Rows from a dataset

=-=-=-=-=

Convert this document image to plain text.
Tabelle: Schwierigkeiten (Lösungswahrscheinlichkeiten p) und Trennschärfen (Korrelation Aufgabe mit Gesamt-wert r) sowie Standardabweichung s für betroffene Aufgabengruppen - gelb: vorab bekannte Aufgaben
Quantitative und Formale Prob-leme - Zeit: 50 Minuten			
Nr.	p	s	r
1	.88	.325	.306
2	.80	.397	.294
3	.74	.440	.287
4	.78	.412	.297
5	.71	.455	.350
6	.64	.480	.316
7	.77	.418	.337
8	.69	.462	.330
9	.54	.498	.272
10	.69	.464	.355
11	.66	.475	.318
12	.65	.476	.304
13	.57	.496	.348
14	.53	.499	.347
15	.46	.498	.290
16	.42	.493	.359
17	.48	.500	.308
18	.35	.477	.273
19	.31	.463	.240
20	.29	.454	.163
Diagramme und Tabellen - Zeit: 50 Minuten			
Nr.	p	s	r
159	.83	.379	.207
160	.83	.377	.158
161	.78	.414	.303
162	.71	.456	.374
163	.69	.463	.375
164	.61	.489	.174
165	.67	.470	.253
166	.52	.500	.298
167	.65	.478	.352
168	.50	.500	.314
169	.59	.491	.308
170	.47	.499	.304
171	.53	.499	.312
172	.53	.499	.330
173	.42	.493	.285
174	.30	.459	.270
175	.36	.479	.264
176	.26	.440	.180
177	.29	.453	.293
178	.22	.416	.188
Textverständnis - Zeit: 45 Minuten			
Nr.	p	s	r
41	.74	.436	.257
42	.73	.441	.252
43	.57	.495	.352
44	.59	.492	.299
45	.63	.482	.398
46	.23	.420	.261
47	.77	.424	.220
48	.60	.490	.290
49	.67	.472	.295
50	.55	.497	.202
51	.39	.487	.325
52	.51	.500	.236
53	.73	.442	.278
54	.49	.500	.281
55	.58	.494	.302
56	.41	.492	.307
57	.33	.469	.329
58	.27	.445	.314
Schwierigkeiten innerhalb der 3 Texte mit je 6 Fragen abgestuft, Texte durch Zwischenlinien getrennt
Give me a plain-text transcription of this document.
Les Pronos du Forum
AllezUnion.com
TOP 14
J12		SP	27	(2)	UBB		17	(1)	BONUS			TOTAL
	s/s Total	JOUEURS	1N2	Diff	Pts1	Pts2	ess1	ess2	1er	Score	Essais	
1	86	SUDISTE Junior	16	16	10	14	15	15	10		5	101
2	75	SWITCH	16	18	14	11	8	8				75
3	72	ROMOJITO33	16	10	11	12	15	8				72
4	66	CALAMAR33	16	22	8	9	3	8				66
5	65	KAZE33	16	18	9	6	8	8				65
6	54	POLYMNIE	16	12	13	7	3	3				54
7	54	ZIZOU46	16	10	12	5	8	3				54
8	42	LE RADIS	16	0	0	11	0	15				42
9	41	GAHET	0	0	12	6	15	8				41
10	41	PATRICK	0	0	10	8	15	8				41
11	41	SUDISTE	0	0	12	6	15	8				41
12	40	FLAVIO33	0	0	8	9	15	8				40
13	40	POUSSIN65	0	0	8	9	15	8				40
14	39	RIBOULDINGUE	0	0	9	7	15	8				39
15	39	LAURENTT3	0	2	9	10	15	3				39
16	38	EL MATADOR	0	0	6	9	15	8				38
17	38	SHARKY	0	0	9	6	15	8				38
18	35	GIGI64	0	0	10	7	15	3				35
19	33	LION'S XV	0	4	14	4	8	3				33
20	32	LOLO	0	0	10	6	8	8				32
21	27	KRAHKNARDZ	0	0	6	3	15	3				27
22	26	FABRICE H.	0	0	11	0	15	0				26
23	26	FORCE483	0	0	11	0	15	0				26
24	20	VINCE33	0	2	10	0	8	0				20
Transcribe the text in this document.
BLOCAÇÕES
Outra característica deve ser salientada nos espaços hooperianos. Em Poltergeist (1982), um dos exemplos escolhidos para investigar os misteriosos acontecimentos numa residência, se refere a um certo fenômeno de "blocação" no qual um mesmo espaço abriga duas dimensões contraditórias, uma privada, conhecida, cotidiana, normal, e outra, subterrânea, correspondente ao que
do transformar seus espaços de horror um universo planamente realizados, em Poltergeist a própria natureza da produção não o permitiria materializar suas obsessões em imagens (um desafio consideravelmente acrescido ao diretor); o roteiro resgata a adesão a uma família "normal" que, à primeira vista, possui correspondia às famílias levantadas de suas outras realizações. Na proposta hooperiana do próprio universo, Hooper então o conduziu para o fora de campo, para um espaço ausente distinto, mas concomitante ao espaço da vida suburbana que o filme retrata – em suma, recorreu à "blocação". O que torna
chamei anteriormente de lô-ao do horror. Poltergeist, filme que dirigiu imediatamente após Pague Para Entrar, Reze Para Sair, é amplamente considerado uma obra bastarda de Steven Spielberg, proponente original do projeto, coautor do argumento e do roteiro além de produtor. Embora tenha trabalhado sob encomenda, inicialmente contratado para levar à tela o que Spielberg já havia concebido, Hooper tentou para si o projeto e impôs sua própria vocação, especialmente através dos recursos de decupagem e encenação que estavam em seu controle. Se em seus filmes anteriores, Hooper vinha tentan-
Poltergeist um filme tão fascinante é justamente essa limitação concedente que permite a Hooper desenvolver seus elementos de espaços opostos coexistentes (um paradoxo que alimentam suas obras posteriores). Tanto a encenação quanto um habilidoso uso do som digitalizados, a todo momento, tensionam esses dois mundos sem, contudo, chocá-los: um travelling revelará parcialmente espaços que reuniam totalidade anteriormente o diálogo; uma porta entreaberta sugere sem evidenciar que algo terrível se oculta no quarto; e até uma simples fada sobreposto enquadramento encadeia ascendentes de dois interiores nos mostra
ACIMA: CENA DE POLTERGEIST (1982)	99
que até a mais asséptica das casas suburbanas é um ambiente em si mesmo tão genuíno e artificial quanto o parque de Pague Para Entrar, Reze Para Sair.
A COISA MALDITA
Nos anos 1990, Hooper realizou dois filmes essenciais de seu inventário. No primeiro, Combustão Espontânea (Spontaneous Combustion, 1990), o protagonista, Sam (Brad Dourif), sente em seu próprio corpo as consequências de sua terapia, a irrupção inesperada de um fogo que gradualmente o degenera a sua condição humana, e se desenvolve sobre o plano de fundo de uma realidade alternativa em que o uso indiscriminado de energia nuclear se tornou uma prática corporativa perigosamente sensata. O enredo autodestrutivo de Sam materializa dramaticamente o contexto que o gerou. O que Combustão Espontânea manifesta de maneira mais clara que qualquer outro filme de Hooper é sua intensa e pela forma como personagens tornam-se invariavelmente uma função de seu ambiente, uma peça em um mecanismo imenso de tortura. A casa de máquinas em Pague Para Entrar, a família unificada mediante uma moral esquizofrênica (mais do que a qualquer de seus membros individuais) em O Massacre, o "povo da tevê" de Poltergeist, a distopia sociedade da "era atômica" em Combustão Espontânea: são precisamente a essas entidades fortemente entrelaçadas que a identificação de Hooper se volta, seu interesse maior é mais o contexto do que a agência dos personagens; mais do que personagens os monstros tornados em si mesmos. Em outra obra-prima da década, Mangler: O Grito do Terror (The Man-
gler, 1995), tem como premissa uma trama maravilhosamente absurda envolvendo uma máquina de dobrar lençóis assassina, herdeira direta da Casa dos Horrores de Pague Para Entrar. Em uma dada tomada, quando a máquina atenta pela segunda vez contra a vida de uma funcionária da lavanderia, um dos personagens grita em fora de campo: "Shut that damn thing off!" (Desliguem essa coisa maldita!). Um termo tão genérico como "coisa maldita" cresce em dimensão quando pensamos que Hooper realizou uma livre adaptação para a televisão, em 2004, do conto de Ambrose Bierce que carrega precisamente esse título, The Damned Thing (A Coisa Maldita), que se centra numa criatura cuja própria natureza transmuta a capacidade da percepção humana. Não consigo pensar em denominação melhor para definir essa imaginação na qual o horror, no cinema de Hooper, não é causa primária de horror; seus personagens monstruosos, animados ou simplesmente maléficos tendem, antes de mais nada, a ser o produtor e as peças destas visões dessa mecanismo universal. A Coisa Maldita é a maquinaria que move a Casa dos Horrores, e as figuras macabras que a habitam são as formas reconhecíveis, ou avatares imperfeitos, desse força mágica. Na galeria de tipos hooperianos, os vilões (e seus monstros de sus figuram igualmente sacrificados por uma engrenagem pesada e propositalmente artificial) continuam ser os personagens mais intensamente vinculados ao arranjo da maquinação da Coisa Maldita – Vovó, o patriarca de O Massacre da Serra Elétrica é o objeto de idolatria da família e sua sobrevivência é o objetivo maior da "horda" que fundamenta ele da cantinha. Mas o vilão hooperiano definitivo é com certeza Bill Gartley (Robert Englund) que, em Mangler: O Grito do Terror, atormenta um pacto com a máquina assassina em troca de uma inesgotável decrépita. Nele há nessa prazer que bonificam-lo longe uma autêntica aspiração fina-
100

=-=-=-=-=

Search the entries for the word "Reze", then gather every line that has it.

chamei anteriormente de lô-ao do horror. Poltergeist, filme que dirigiu imediatamente após Pague Para Entrar, Reze Para Sair, é amplamente considerado uma obra bastarda de Steven Spielberg, proponente original do projeto, coautor do argumento e do roteiro além de produtor. Embora tenha trabalhado sob encomenda, inicialmente contratado para levar à tela o que Spielberg já havia concebido, Hooper tentou para si o projeto e impôs sua própria vocação, especialmente através dos recursos de decupagem e encenação que estavam em seu controle. Se em seus filmes anteriores, Hooper vinha tentan-
que até a mais asséptica das casas suburbanas é um ambiente em si mesmo tão genuíno e artificial quanto o parque de Pague Para Entrar, Reze Para Sair.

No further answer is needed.